Israel Deportasi Lebih Banyak Aktivis Global Sumud Flotilla, Termasuk Greta Thunberg
Para aktivis kemanusiaan mengecam kebrutalan Israel saat kesaksian baru mengungkap penyiksaan, penghinaan, dan kondisi penahanan yang tidak manusiawi
Palestina, FAKTABERITAGLOBAL.COM — Rezim pendudukan Israel telah mendeportasi lebih banyak aktivis internasional yang sebelumnya diculik dalam serangan brutal di perairan internasional terhadap Global Sumud Flotilla, yang membawa bantuan kemanusiaan menuju Jalur Gaza yang terkepung.
Pihak berwenang Israel pada Senin mengumumkan deportasi terhadap 171 tahanan tambahan, sehingga total yang telah diusir mencapai 341 dari 479 orang. Flotilla tersebut bertujuan memecah blokade ilegal di Gaza dan mengantarkan pasokan medis serta makanan penting kepada penduduk yang terancam kelaparan.
Di antara yang dideportasi terdapat aktivis iklim asal Swedia, Greta Thunberg, bersama puluhan aktivis kemanusiaan dari berbagai negara di Eropa, Asia, dan Amerika Latin.
Greta Thunberg: “Sedang Terjadi Genosida”
Sesampainya di Bandara Internasional Athena, Thunberg disambut oleh kerumunan massa yang mengibarkan bendera Palestina dan meneriakkan “Freedom for Palestine” serta “Long live the flotilla!”
Dalam pernyataannya, Thunberg menyampaikan kecaman keras terhadap tindakan Israel dan kebisuan lembaga-lembaga internasional:
“Izinkan saya bicara dengan sangat jelas. Saat ini sedang terjadi genosida,” ujarnya.
“Sistem internasional kita mengkhianati rakyat Palestina. Mereka bahkan tidak mampu mencegah kejahatan perang paling keji yang sedang terjadi.”
Ia menegaskan bahwa misi flotilla ini merupakan respon terhadap kegagalan moral pemerintah-pemerintah dunia:
“Apa yang kami upayakan dengan Global Sumud Flotilla adalah untuk bertindak ketika pemerintah kami gagal menjalankan kewajiban hukumnya.”
Penyiksaan, Pemukulan, dan Penghinaan di Tahanan Israel
Berbagai kesaksian dari peserta yang telah dibebaskan menunjukkan pola penyiksaan dan penghinaan yang dilakukan oleh pasukan Israel.

★ ★ ★ ★

Yang harus dikerjakan ▸
1. Salin ulang bagian kutipan sumber dengan tepat, mulai pada kata "Ia menegaskan bahwa" dan berhenti setelah kata "oleh pasukan Israel.".
2. Tentukan apakah tiap pernyataan ini sesuai dengan kutipan sumber: (a) Israel mengumumkan deportasi 171 tahanan tambahan pada hari Senin; (b) Greta Thunberg tiba di Bandara Internasional Roma; (c) jumlah total yang telah diusir mencapai 479 orang. Jawab ya atau tidak untuk masing-masing, disertai kutipan kata-kata penentunya.

Cuplikan data ▸
★ ★ ★ ★

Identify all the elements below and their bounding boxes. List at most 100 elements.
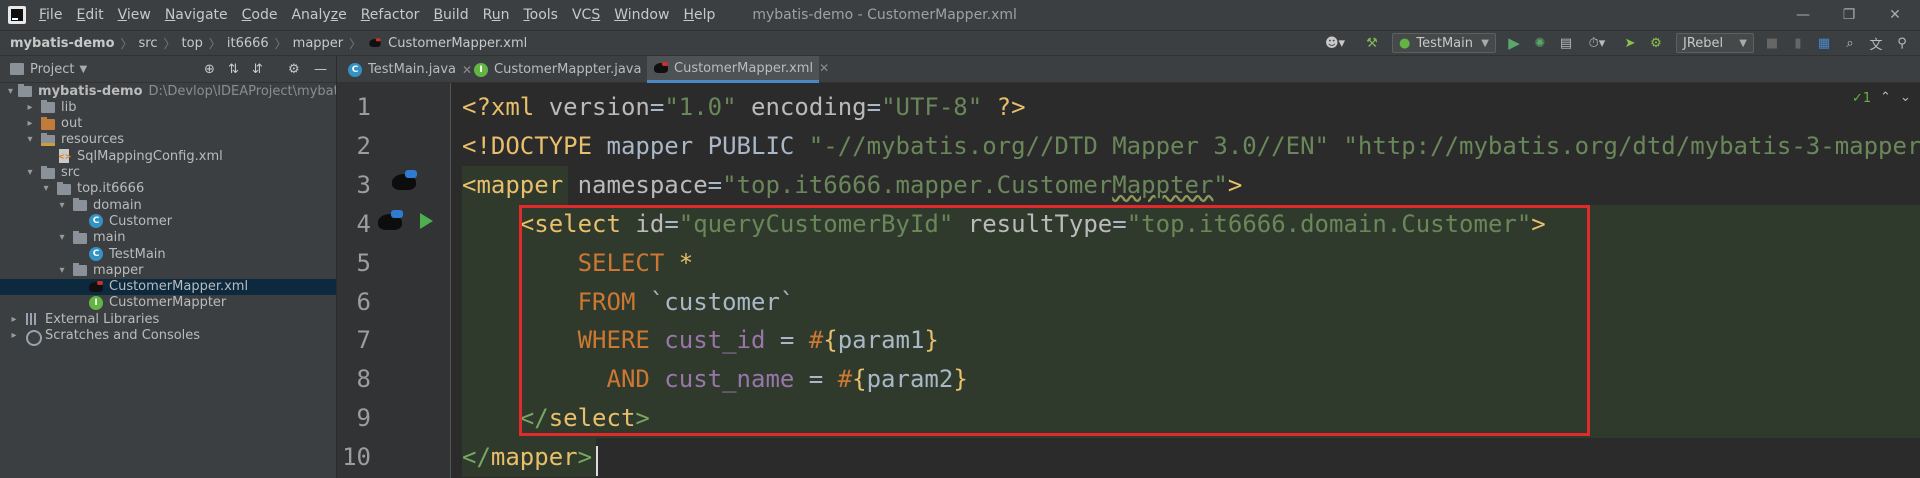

★ ★ ★ ★

Jawaban berurutan ▸
1.
Ia menegaskan bahwa misi flotilla ini merupakan respon terhadap kegagalan moral pemerintah-pemerintah dunia:
“Apa yang kami upayakan dengan Global Sumud Flotilla adalah untuk bertindak ketika pemerintah kami gagal menjalankan kewajiban hukumnya.”
Penyiksaan, Pemukulan, dan Penghinaan di Tahanan Israel
Berbagai kesaksian dari peserta yang telah dibebaskan menunjukkan pola penyiksaan dan penghinaan yang dilakukan oleh pasukan Israel.

2.
(a) Ya: "Pihak berwenang Israel pada Senin mengumumkan deportasi terhadap 171 tahanan tambahan"
(b) Tidak: "Sesampainya di Bandara Internasional Athena"
(c) Tidak: "sehingga total yang telah diusir mencapai 341 dari 479 orang"